What needs to be done: Look over the lines below. Report each one that includes the string "name".

▼

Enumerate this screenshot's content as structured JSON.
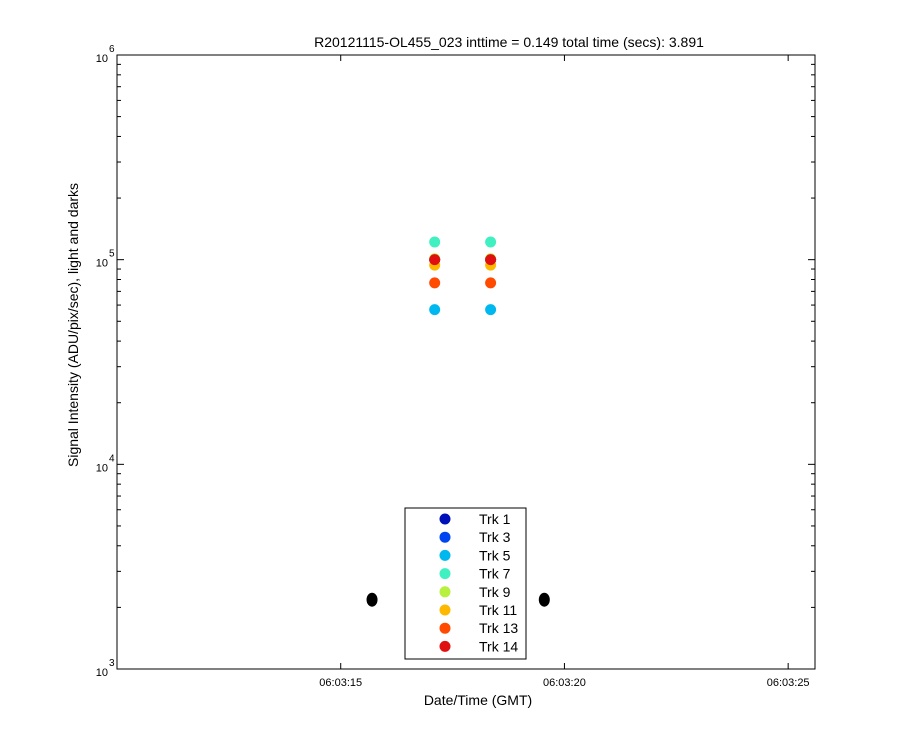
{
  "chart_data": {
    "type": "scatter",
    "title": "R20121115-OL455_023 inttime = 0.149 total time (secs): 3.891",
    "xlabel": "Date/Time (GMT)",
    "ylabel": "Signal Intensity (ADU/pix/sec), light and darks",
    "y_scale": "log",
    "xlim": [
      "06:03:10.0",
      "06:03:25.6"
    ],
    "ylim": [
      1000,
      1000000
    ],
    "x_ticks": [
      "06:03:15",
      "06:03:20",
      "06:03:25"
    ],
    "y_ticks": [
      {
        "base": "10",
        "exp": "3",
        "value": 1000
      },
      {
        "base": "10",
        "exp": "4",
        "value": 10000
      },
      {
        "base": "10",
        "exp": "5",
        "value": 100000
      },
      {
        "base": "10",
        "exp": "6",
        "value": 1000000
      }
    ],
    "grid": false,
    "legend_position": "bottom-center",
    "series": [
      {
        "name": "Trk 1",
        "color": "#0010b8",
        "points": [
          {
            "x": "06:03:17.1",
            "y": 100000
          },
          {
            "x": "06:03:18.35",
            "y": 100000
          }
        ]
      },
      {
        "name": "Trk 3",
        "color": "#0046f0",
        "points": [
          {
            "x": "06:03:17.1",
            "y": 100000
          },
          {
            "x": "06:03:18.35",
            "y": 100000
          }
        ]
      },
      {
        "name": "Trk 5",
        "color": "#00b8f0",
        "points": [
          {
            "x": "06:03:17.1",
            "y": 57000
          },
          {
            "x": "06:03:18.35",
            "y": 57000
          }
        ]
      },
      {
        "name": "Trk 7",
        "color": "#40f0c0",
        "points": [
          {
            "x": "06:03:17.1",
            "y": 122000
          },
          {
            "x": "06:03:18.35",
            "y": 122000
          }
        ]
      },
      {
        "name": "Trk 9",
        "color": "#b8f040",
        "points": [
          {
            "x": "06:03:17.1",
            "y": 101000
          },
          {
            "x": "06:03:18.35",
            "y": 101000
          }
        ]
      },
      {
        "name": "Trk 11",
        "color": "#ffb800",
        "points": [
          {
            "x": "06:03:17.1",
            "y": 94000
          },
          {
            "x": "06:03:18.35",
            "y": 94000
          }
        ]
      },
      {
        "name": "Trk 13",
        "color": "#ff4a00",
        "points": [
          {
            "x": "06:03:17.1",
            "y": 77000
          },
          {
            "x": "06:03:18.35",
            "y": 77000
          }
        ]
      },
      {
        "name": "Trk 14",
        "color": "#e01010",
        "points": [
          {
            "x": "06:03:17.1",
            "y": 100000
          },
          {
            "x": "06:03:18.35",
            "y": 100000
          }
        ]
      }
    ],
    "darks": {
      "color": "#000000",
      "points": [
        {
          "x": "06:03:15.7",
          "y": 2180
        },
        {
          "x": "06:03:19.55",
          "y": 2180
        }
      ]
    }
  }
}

▲

Answer for this exercise:
        "name": "Trk 1",
        "name": "Trk 3",
        "name": "Trk 5",
        "name": "Trk 7",
        "name": "Trk 9",
        "name": "Trk 11",
        "name": "Trk 13",
        "name": "Trk 14",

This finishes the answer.